** BEGIN **
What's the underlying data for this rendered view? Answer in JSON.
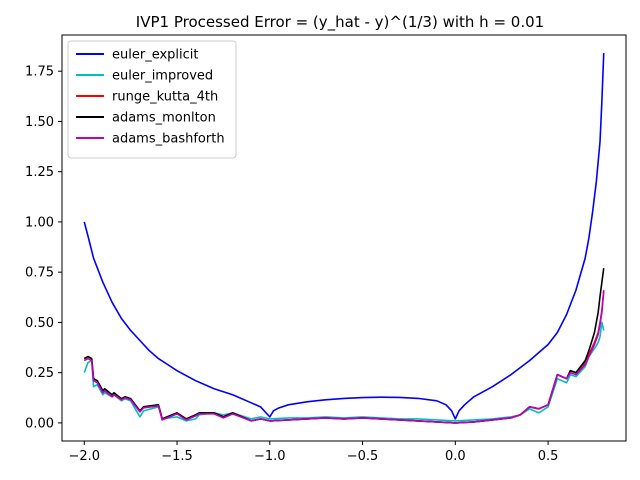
{
  "chart_data": {
    "type": "line",
    "title": "IVP1 Processed Error = (y_hat - y)^(1/3) with h = 0.01",
    "xlabel": "",
    "ylabel": "",
    "xlim": [
      -2.12,
      0.92
    ],
    "ylim": [
      -0.09,
      1.93
    ],
    "x_ticks": [
      -2.0,
      -1.5,
      -1.0,
      -0.5,
      0.0,
      0.5
    ],
    "x_tick_labels": [
      "−2.0",
      "−1.5",
      "−1.0",
      "−0.5",
      "0.0",
      "0.5"
    ],
    "y_ticks": [
      0.0,
      0.25,
      0.5,
      0.75,
      1.0,
      1.25,
      1.5,
      1.75
    ],
    "y_tick_labels": [
      "0.00",
      "0.25",
      "0.50",
      "0.75",
      "1.00",
      "1.25",
      "1.50",
      "1.75"
    ],
    "grid": false,
    "legend_position": "top-left",
    "series": [
      {
        "name": "euler_explicit",
        "color": "#0000ff",
        "x": [
          -2.0,
          -1.98,
          -1.95,
          -1.9,
          -1.85,
          -1.8,
          -1.75,
          -1.7,
          -1.65,
          -1.6,
          -1.55,
          -1.5,
          -1.4,
          -1.3,
          -1.2,
          -1.1,
          -1.05,
          -1.0,
          -0.98,
          -0.95,
          -0.9,
          -0.8,
          -0.7,
          -0.6,
          -0.5,
          -0.4,
          -0.3,
          -0.2,
          -0.1,
          -0.05,
          -0.02,
          0.0,
          0.02,
          0.05,
          0.1,
          0.2,
          0.3,
          0.4,
          0.5,
          0.55,
          0.6,
          0.65,
          0.7,
          0.72,
          0.74,
          0.76,
          0.78,
          0.79,
          0.8
        ],
        "y": [
          1.0,
          0.93,
          0.82,
          0.7,
          0.6,
          0.52,
          0.46,
          0.41,
          0.36,
          0.32,
          0.29,
          0.26,
          0.21,
          0.17,
          0.14,
          0.1,
          0.08,
          0.03,
          0.06,
          0.075,
          0.09,
          0.105,
          0.115,
          0.122,
          0.126,
          0.128,
          0.127,
          0.122,
          0.11,
          0.09,
          0.06,
          0.02,
          0.06,
          0.09,
          0.13,
          0.18,
          0.24,
          0.31,
          0.39,
          0.45,
          0.54,
          0.66,
          0.82,
          0.92,
          1.05,
          1.2,
          1.4,
          1.6,
          1.84
        ]
      },
      {
        "name": "euler_improved",
        "color": "#00bfbf",
        "x": [
          -2.0,
          -1.98,
          -1.96,
          -1.95,
          -1.93,
          -1.9,
          -1.89,
          -1.85,
          -1.84,
          -1.8,
          -1.78,
          -1.75,
          -1.7,
          -1.68,
          -1.6,
          -1.58,
          -1.5,
          -1.45,
          -1.4,
          -1.38,
          -1.3,
          -1.25,
          -1.2,
          -1.1,
          -1.05,
          -1.0,
          -0.9,
          -0.8,
          -0.7,
          -0.6,
          -0.5,
          -0.4,
          -0.3,
          -0.2,
          -0.1,
          0.0,
          0.1,
          0.2,
          0.3,
          0.35,
          0.4,
          0.45,
          0.5,
          0.55,
          0.6,
          0.62,
          0.65,
          0.7,
          0.72,
          0.75,
          0.77,
          0.78,
          0.79,
          0.8
        ],
        "y": [
          0.25,
          0.3,
          0.31,
          0.18,
          0.19,
          0.14,
          0.15,
          0.13,
          0.14,
          0.11,
          0.12,
          0.11,
          0.03,
          0.06,
          0.08,
          0.02,
          0.03,
          0.01,
          0.02,
          0.04,
          0.05,
          0.04,
          0.05,
          0.02,
          0.03,
          0.02,
          0.025,
          0.025,
          0.03,
          0.025,
          0.03,
          0.025,
          0.02,
          0.02,
          0.015,
          0.01,
          0.015,
          0.02,
          0.03,
          0.04,
          0.07,
          0.05,
          0.08,
          0.22,
          0.2,
          0.24,
          0.23,
          0.28,
          0.33,
          0.37,
          0.4,
          0.43,
          0.5,
          0.46
        ]
      },
      {
        "name": "runge_kutta_4th",
        "color": "#ff0000",
        "x": [
          -2.0,
          -1.98,
          -1.96,
          -1.95,
          -1.93,
          -1.9,
          -1.89,
          -1.85,
          -1.84,
          -1.8,
          -1.78,
          -1.75,
          -1.7,
          -1.68,
          -1.6,
          -1.58,
          -1.5,
          -1.45,
          -1.4,
          -1.38,
          -1.3,
          -1.25,
          -1.2,
          -1.1,
          -1.05,
          -1.0,
          -0.9,
          -0.8,
          -0.7,
          -0.6,
          -0.5,
          -0.4,
          -0.3,
          -0.2,
          -0.1,
          0.0,
          0.1,
          0.2,
          0.3,
          0.35,
          0.4,
          0.45,
          0.5,
          0.55,
          0.6,
          0.62,
          0.65,
          0.7,
          0.72,
          0.75,
          0.77,
          0.78,
          0.79,
          0.8
        ],
        "y": [
          0.32,
          0.33,
          0.32,
          0.22,
          0.21,
          0.16,
          0.17,
          0.14,
          0.15,
          0.12,
          0.13,
          0.12,
          0.06,
          0.08,
          0.09,
          0.02,
          0.05,
          0.02,
          0.04,
          0.05,
          0.05,
          0.03,
          0.05,
          0.01,
          0.02,
          0.01,
          0.015,
          0.02,
          0.025,
          0.02,
          0.025,
          0.02,
          0.015,
          0.01,
          0.005,
          0.0,
          0.005,
          0.015,
          0.025,
          0.04,
          0.08,
          0.07,
          0.09,
          0.24,
          0.22,
          0.26,
          0.25,
          0.3,
          0.34,
          0.4,
          0.45,
          0.5,
          0.56,
          0.66
        ]
      },
      {
        "name": "adams_monlton",
        "color": "#000000",
        "x": [
          -2.0,
          -1.98,
          -1.96,
          -1.95,
          -1.93,
          -1.9,
          -1.89,
          -1.85,
          -1.84,
          -1.8,
          -1.78,
          -1.75,
          -1.7,
          -1.68,
          -1.6,
          -1.58,
          -1.5,
          -1.45,
          -1.4,
          -1.38,
          -1.3,
          -1.25,
          -1.2,
          -1.1,
          -1.05,
          -1.0,
          -0.9,
          -0.8,
          -0.7,
          -0.6,
          -0.5,
          -0.4,
          -0.3,
          -0.2,
          -0.1,
          0.0,
          0.1,
          0.2,
          0.3,
          0.35,
          0.4,
          0.45,
          0.5,
          0.55,
          0.6,
          0.62,
          0.65,
          0.7,
          0.72,
          0.75,
          0.77,
          0.78,
          0.79,
          0.8
        ],
        "y": [
          0.32,
          0.33,
          0.32,
          0.22,
          0.21,
          0.16,
          0.17,
          0.14,
          0.15,
          0.12,
          0.13,
          0.12,
          0.06,
          0.08,
          0.09,
          0.02,
          0.05,
          0.02,
          0.04,
          0.05,
          0.05,
          0.03,
          0.05,
          0.01,
          0.02,
          0.01,
          0.015,
          0.02,
          0.025,
          0.02,
          0.025,
          0.02,
          0.015,
          0.01,
          0.005,
          0.0,
          0.005,
          0.015,
          0.025,
          0.04,
          0.08,
          0.07,
          0.09,
          0.24,
          0.22,
          0.26,
          0.25,
          0.31,
          0.36,
          0.45,
          0.55,
          0.63,
          0.7,
          0.77
        ]
      },
      {
        "name": "adams_bashforth",
        "color": "#bf00bf",
        "x": [
          -2.0,
          -1.98,
          -1.96,
          -1.95,
          -1.93,
          -1.9,
          -1.89,
          -1.85,
          -1.84,
          -1.8,
          -1.78,
          -1.75,
          -1.7,
          -1.68,
          -1.6,
          -1.58,
          -1.5,
          -1.45,
          -1.4,
          -1.38,
          -1.3,
          -1.25,
          -1.2,
          -1.1,
          -1.05,
          -1.0,
          -0.9,
          -0.8,
          -0.7,
          -0.6,
          -0.5,
          -0.4,
          -0.3,
          -0.2,
          -0.1,
          0.0,
          0.1,
          0.2,
          0.3,
          0.35,
          0.4,
          0.45,
          0.5,
          0.55,
          0.6,
          0.62,
          0.65,
          0.7,
          0.72,
          0.75,
          0.77,
          0.78,
          0.79,
          0.8
        ],
        "y": [
          0.31,
          0.32,
          0.31,
          0.21,
          0.2,
          0.15,
          0.16,
          0.13,
          0.14,
          0.115,
          0.125,
          0.115,
          0.055,
          0.075,
          0.085,
          0.015,
          0.045,
          0.015,
          0.035,
          0.045,
          0.045,
          0.025,
          0.045,
          0.01,
          0.02,
          0.01,
          0.015,
          0.02,
          0.025,
          0.02,
          0.025,
          0.02,
          0.015,
          0.01,
          0.005,
          0.0,
          0.005,
          0.015,
          0.025,
          0.04,
          0.08,
          0.07,
          0.09,
          0.24,
          0.22,
          0.25,
          0.24,
          0.29,
          0.33,
          0.39,
          0.44,
          0.49,
          0.55,
          0.66
        ]
      }
    ]
  }
}
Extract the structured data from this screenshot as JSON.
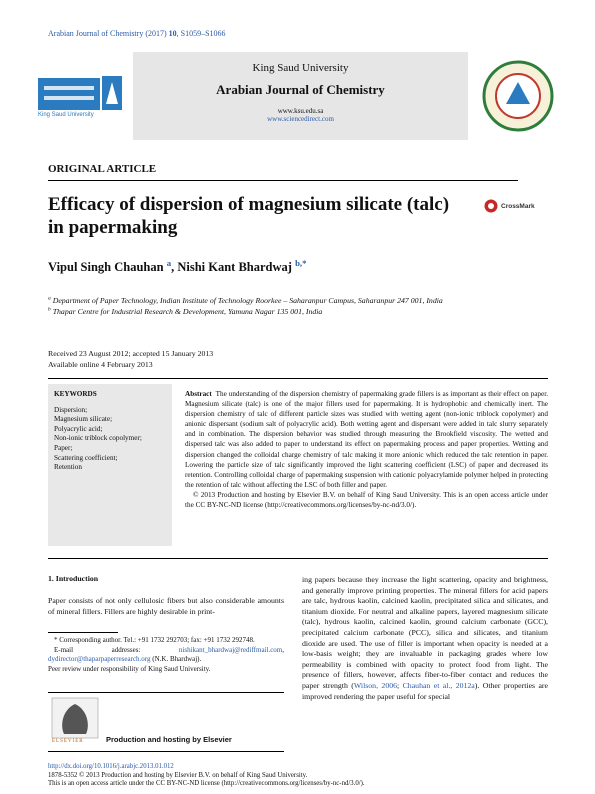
** END **
Task to complete
Find the word "JSON" in the data and show each line that holds it.

Written response
What's the underlying data for this rendered view? Answer in JSON.
Extract the structured data from this screenshot as JSON.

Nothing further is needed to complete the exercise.